THE REQUEST.
State how many lines hold the word "Rough", with no other words.

Stored data:

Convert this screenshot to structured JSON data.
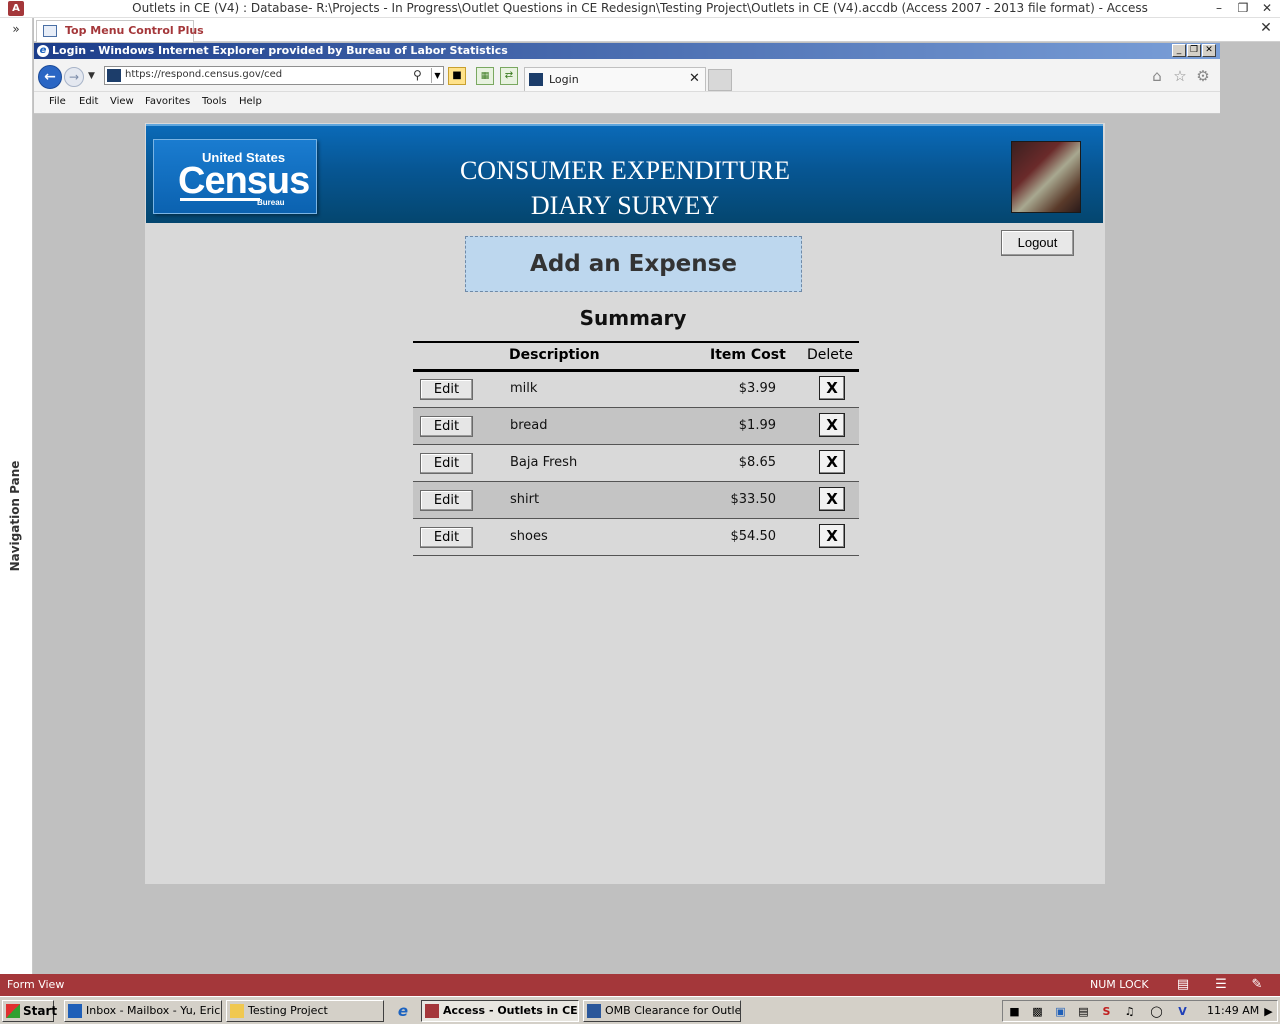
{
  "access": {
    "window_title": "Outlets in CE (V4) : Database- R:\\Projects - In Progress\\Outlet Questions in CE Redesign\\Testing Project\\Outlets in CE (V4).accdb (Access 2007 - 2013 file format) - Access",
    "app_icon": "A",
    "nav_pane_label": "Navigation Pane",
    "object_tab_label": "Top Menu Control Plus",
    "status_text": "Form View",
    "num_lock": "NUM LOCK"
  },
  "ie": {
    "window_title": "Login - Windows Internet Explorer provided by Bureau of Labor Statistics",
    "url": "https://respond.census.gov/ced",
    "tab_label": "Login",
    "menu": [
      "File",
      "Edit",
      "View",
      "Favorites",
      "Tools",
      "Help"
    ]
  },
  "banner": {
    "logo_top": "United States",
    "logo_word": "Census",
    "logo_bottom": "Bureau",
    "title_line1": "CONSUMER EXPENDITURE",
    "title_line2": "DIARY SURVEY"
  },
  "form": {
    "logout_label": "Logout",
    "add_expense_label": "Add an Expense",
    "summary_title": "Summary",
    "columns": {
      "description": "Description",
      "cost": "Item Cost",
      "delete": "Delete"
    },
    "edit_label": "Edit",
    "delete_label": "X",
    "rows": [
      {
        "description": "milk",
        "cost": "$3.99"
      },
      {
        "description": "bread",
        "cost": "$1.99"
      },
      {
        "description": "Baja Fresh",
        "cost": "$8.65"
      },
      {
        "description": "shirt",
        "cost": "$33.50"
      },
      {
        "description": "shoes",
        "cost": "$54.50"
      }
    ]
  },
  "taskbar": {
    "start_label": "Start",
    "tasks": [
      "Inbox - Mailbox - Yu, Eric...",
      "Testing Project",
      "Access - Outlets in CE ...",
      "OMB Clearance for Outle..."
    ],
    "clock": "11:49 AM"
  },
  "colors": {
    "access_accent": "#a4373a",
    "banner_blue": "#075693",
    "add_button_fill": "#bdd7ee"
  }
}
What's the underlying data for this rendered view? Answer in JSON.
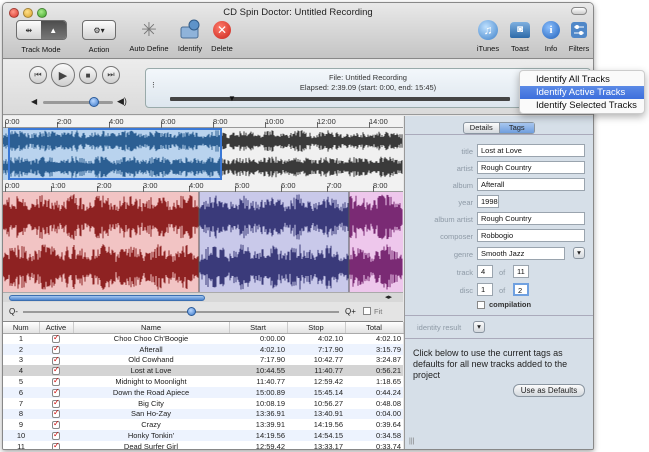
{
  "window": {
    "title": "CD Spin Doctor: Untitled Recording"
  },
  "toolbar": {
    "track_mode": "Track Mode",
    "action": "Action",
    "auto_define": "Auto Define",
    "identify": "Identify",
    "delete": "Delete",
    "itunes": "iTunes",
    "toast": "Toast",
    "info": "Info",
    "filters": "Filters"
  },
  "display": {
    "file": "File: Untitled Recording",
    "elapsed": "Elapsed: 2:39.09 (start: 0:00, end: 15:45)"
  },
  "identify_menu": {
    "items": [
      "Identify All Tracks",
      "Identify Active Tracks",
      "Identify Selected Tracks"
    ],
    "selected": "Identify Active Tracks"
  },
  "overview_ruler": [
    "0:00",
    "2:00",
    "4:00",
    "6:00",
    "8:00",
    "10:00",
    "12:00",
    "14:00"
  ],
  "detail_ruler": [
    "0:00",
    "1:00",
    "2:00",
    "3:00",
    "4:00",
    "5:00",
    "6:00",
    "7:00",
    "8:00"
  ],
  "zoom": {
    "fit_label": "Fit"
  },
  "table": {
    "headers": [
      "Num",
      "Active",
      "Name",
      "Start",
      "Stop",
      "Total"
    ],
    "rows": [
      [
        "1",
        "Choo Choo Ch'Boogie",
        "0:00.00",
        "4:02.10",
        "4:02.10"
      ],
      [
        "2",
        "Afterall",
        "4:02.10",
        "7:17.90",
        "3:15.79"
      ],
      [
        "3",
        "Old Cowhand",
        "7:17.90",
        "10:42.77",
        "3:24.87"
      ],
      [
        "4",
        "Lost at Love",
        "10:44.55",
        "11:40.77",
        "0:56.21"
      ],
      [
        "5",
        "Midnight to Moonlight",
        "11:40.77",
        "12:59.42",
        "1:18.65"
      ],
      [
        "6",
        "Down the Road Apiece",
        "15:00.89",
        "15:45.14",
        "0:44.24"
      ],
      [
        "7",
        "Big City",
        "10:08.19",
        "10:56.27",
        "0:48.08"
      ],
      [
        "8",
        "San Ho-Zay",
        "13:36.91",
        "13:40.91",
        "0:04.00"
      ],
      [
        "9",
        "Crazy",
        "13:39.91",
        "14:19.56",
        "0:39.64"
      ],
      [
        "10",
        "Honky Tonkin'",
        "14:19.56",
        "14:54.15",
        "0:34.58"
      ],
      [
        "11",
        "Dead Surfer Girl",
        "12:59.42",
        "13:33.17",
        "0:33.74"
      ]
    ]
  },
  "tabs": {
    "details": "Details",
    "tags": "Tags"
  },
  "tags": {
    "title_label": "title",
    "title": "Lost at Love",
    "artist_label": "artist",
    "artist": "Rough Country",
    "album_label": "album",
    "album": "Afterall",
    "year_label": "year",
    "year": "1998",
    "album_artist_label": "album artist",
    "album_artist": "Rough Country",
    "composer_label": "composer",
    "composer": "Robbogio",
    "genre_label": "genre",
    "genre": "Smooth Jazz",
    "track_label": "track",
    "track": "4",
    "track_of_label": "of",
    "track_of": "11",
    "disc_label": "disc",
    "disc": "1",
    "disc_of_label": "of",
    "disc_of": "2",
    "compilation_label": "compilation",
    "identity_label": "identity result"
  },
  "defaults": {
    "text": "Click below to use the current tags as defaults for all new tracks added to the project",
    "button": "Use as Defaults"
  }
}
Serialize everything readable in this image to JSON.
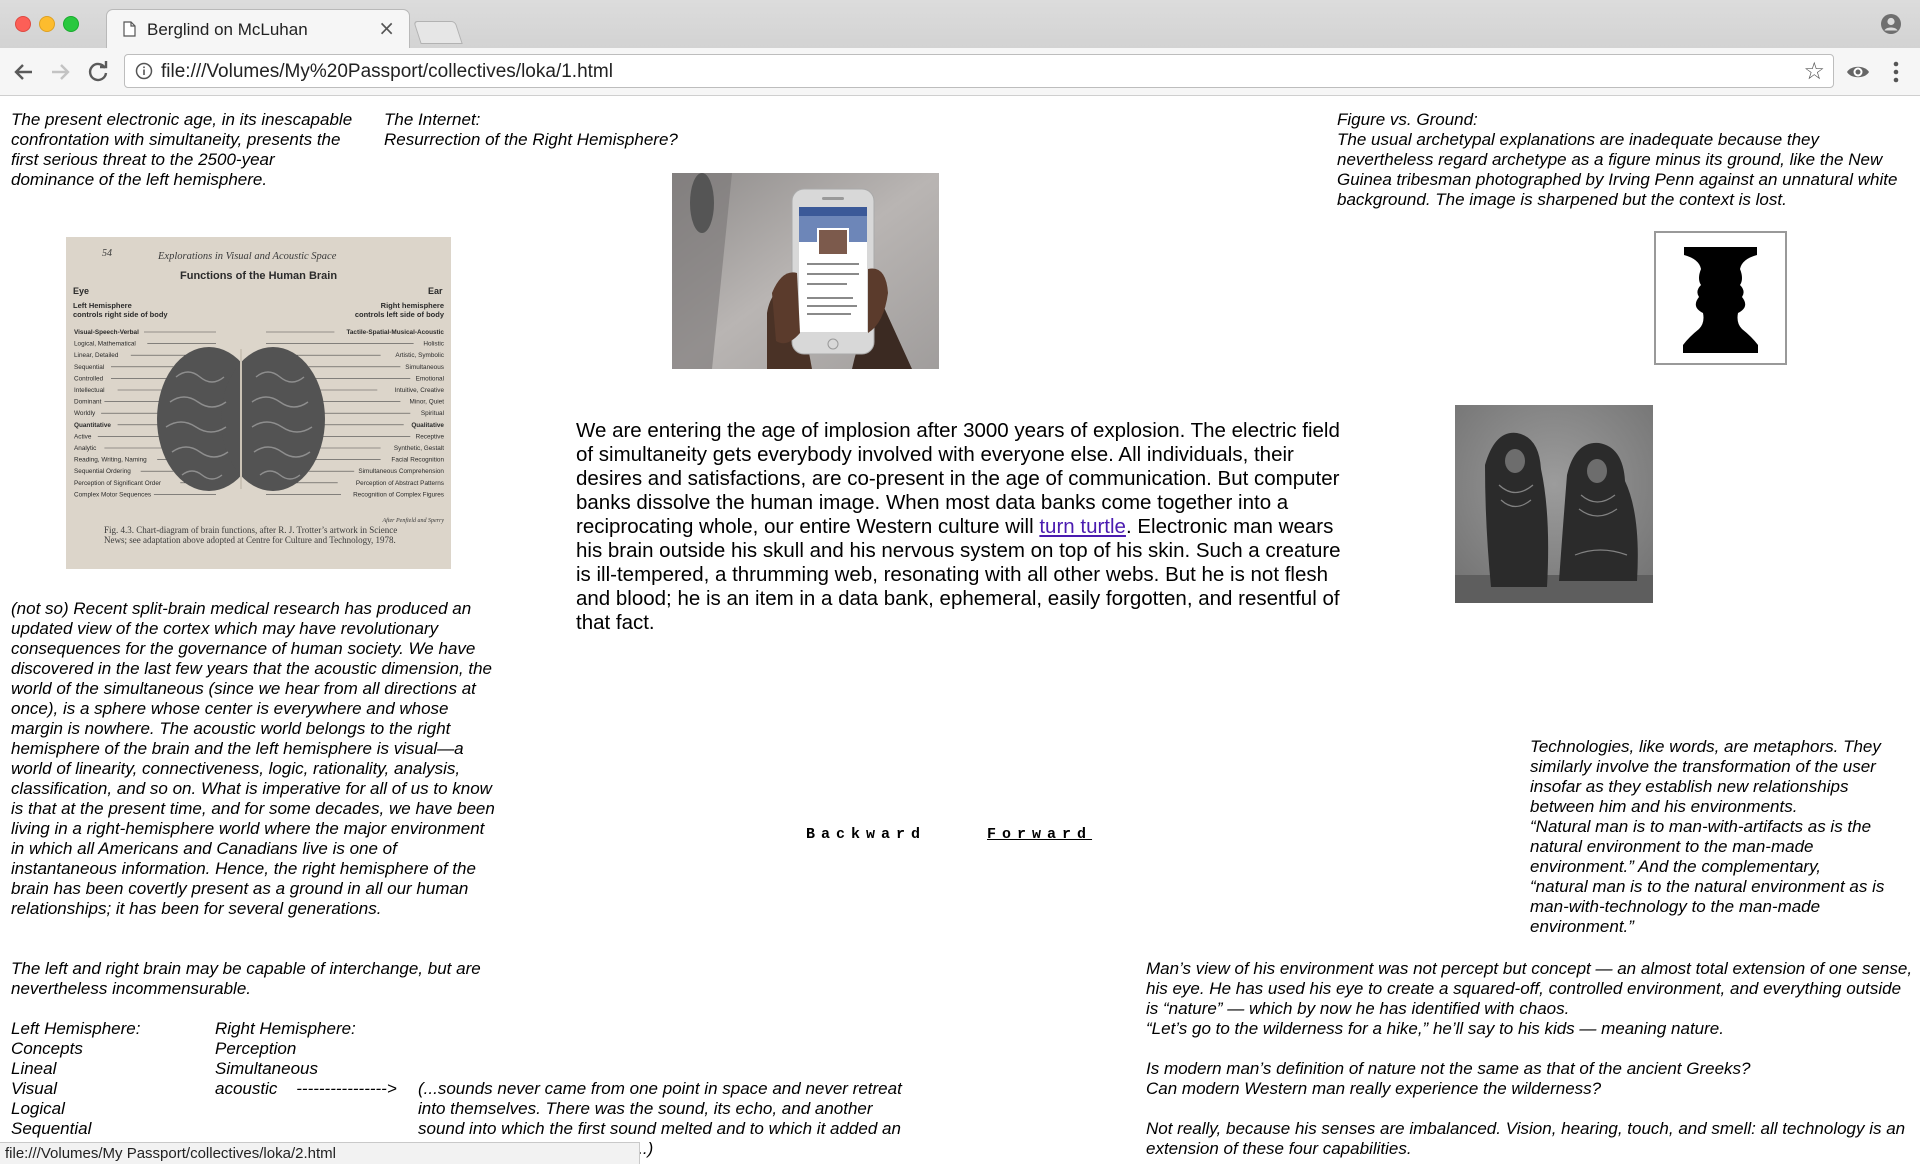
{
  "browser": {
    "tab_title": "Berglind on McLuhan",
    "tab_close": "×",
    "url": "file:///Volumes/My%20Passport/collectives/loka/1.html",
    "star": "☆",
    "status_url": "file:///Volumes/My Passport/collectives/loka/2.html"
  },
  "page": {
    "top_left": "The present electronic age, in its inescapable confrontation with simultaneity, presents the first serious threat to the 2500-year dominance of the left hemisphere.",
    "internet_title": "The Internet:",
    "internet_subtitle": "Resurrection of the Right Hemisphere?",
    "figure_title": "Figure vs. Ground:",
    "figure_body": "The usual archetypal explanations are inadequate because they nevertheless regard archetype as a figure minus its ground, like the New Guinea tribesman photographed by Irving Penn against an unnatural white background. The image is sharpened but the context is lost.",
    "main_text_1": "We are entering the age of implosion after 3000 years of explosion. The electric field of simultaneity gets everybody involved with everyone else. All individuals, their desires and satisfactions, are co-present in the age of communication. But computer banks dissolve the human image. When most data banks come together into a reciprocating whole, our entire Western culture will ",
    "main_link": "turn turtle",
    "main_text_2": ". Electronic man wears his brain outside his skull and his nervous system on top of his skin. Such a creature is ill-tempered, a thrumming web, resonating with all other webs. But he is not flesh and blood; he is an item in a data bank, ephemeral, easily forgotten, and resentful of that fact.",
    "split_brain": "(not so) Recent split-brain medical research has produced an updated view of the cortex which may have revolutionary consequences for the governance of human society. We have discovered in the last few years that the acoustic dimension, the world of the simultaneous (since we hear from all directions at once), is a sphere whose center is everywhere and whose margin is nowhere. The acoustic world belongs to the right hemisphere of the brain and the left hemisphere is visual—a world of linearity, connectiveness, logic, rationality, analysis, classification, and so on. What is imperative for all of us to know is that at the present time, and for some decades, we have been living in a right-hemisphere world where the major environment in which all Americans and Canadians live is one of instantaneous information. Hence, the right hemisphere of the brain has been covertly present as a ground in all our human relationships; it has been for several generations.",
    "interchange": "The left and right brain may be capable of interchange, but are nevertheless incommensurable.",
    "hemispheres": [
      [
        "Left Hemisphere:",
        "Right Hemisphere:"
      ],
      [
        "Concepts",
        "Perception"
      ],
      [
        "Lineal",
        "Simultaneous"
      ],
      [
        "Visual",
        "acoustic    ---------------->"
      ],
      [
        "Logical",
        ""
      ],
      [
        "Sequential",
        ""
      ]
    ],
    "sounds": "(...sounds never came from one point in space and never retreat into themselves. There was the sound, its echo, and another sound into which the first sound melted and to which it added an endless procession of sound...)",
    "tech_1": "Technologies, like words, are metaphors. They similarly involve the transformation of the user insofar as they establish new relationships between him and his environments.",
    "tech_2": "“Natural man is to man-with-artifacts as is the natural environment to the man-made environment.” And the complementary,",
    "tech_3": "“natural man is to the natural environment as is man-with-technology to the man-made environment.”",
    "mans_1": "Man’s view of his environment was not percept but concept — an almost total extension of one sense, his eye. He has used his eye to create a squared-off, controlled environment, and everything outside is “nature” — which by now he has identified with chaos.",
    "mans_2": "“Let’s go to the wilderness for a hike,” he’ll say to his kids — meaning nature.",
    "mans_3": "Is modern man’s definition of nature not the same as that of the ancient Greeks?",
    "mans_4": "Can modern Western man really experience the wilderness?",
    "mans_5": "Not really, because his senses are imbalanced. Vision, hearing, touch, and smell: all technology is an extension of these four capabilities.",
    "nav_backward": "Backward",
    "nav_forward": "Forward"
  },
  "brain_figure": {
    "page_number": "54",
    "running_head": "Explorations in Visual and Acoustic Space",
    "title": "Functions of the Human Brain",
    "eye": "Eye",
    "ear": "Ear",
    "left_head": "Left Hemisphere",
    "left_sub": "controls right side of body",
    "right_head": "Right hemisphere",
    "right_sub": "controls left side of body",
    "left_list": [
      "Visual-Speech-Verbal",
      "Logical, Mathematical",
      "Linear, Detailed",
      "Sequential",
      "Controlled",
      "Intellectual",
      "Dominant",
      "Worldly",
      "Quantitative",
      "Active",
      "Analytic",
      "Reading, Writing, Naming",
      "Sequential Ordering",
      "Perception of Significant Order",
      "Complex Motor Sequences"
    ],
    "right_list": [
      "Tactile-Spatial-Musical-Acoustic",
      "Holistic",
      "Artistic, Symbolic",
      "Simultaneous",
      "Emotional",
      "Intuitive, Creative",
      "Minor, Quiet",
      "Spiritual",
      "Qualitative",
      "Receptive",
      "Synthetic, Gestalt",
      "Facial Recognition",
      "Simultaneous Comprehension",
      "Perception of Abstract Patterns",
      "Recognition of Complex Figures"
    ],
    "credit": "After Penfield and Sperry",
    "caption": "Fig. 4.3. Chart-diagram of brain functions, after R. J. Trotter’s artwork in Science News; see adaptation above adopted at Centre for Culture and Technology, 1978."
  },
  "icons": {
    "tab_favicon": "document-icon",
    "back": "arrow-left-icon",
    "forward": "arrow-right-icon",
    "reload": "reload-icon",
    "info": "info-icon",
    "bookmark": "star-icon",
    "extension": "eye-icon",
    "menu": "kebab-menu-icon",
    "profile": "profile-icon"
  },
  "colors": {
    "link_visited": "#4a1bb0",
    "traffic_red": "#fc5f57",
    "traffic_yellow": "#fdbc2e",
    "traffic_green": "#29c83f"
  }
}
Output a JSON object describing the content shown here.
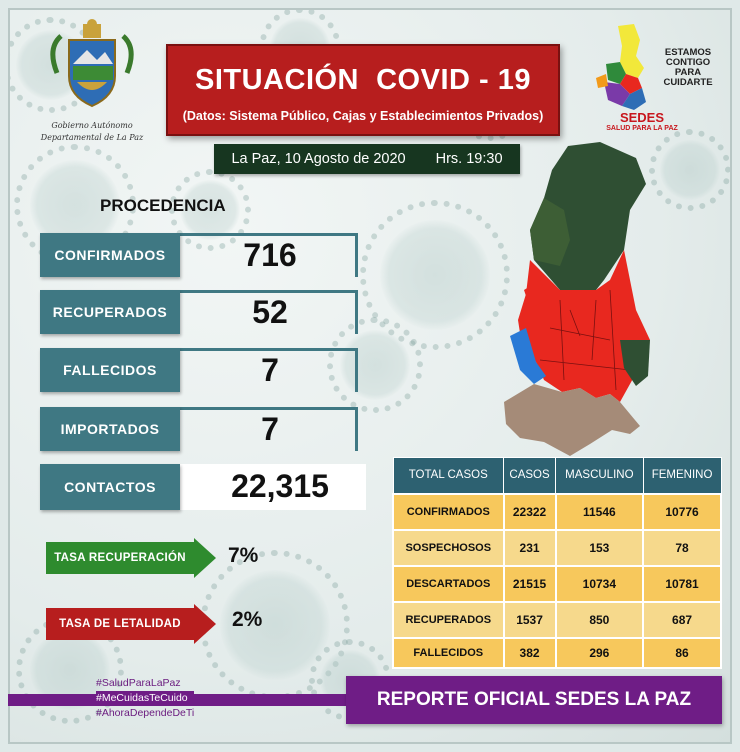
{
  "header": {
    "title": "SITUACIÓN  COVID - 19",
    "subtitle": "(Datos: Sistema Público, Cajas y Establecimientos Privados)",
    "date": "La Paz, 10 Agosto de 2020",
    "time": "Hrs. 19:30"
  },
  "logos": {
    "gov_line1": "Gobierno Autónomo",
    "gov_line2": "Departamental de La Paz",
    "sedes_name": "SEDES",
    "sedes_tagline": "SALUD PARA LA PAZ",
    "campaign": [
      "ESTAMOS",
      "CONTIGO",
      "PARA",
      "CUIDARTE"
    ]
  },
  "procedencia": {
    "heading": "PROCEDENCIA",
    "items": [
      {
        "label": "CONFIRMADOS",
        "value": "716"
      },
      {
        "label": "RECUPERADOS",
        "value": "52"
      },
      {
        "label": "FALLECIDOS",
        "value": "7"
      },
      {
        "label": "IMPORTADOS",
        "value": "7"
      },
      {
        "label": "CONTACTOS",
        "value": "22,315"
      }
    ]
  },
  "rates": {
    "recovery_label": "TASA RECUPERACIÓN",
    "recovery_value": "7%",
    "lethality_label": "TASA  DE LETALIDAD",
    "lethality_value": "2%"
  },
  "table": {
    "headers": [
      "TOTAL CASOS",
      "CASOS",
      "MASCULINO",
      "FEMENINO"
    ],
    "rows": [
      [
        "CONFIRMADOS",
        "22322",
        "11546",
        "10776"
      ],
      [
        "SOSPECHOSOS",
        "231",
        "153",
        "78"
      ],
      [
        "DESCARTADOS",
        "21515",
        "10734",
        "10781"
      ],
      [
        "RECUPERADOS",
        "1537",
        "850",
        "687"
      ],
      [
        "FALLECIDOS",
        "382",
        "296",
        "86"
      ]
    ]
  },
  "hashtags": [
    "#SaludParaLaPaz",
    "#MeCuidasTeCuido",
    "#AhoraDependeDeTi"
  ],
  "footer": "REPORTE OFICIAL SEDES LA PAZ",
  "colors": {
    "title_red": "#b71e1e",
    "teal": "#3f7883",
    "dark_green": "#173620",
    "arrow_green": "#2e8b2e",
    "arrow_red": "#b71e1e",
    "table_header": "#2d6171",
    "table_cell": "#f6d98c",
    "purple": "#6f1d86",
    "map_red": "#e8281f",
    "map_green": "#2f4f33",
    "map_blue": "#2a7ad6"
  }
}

TASK SOLUTION.
2